### Exercise objective
Each line of the material below that holds the word "ratio" needs to be copied.

(Collected data entries)

_ _ _

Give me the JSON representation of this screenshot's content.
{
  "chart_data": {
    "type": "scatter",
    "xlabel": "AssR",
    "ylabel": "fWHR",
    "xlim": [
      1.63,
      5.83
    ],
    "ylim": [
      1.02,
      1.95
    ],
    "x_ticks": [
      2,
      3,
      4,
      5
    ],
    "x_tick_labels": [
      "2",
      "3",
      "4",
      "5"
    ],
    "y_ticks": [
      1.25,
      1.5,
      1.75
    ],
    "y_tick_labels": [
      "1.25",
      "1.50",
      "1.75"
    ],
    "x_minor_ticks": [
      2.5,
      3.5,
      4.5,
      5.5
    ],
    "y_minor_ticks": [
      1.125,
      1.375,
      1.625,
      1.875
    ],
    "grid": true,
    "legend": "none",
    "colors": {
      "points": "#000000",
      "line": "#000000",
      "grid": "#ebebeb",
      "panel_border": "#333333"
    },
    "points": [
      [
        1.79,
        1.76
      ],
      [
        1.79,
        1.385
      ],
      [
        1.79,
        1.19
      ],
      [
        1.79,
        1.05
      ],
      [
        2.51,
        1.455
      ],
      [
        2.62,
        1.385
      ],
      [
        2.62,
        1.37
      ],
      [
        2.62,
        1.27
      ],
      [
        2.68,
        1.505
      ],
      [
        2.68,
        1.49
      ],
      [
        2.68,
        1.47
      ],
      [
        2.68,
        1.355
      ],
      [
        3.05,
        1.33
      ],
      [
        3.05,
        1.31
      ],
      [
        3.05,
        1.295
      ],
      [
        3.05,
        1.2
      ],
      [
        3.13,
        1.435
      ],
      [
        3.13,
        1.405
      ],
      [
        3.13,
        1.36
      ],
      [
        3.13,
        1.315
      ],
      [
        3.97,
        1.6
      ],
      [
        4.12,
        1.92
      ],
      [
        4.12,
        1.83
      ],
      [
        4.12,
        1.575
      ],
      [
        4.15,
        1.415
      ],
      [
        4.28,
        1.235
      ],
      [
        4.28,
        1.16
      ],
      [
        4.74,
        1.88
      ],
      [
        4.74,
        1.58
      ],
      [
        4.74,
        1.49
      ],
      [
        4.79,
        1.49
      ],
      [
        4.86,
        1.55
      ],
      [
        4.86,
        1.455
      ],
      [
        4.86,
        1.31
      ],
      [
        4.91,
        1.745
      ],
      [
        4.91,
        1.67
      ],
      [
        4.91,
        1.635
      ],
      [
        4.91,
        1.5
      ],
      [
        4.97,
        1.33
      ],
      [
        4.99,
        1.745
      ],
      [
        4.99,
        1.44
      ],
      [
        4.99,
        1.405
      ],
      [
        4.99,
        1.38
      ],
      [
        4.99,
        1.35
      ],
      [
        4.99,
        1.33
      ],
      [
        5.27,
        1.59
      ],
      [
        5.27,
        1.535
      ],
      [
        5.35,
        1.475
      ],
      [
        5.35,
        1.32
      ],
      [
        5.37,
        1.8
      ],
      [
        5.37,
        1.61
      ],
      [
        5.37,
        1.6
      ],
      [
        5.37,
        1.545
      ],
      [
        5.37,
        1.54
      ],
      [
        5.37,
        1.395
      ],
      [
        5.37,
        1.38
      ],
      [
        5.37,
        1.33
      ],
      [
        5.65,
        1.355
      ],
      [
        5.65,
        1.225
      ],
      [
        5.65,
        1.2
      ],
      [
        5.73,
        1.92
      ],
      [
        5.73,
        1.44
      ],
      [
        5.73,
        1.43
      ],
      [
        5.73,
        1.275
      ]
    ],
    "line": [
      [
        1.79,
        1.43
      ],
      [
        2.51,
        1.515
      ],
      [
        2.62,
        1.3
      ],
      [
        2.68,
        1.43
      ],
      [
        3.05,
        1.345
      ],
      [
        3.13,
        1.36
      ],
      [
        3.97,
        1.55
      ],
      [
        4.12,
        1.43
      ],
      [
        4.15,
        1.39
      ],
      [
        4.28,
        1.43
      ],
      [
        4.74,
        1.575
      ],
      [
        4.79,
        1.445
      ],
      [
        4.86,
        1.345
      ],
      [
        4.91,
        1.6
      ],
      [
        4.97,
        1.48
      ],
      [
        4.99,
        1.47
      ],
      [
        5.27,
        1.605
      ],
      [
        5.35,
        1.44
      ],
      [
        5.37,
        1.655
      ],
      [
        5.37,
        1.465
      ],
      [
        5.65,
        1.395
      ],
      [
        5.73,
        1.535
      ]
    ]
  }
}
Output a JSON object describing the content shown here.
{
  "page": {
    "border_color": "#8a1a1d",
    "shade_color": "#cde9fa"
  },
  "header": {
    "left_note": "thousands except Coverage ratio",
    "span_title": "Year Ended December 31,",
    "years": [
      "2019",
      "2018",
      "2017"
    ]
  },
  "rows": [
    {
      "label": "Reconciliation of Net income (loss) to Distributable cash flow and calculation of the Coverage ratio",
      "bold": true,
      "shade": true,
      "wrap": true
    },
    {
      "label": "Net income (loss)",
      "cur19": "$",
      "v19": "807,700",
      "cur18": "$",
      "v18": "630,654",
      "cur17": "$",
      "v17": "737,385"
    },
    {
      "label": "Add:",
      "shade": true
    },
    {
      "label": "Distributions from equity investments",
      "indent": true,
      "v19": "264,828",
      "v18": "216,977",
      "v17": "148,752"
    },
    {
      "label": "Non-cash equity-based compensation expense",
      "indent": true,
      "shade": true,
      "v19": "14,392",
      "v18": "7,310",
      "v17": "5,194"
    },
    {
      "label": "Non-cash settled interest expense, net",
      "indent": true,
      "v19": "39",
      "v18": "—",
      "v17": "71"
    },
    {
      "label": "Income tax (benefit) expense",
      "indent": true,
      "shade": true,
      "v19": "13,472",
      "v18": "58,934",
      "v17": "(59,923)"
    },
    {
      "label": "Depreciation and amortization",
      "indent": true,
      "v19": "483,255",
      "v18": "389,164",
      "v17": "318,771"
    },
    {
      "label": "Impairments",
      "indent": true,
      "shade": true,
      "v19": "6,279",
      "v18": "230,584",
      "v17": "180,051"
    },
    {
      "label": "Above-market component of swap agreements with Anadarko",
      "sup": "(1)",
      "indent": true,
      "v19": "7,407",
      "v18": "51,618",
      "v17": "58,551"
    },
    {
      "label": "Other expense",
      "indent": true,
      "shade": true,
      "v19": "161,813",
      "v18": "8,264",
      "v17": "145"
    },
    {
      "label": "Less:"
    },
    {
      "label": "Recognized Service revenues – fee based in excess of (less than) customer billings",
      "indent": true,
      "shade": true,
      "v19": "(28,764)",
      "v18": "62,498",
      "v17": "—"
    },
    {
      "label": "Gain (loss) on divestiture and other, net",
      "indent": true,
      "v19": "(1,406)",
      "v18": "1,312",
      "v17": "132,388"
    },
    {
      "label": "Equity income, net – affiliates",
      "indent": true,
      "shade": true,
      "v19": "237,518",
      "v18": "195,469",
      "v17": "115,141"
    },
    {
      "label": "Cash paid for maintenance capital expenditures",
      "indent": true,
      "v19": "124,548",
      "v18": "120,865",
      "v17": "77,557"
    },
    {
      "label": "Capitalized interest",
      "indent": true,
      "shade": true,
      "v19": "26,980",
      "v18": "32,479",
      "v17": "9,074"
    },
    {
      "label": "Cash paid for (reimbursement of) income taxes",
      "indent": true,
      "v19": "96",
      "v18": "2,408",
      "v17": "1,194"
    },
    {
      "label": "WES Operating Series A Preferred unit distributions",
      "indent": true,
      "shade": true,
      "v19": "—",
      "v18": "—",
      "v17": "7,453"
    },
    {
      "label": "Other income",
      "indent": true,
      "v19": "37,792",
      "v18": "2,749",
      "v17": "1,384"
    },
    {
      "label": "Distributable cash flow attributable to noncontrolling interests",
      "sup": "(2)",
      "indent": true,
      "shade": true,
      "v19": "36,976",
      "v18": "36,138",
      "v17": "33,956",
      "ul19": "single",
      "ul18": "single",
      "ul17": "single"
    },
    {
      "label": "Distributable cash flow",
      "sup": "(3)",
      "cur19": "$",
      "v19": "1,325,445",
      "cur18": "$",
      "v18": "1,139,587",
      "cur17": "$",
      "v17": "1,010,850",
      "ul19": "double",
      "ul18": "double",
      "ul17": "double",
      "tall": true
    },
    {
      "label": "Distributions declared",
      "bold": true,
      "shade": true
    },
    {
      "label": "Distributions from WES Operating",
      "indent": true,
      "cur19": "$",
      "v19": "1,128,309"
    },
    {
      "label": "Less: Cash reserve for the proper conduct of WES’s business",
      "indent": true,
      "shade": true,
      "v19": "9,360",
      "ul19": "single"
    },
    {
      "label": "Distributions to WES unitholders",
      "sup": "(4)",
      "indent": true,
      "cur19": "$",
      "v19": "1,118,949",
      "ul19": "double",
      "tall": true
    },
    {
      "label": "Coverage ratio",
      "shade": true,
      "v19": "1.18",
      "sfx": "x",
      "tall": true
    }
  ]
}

_ _ _

### Result of this exercise
    "left_note": "thousands except Coverage ratio",
      "label": "Reconciliation of Net income (loss) to Distributable cash flow and calculation of the Coverage ratio",
      "label": "Coverage ratio",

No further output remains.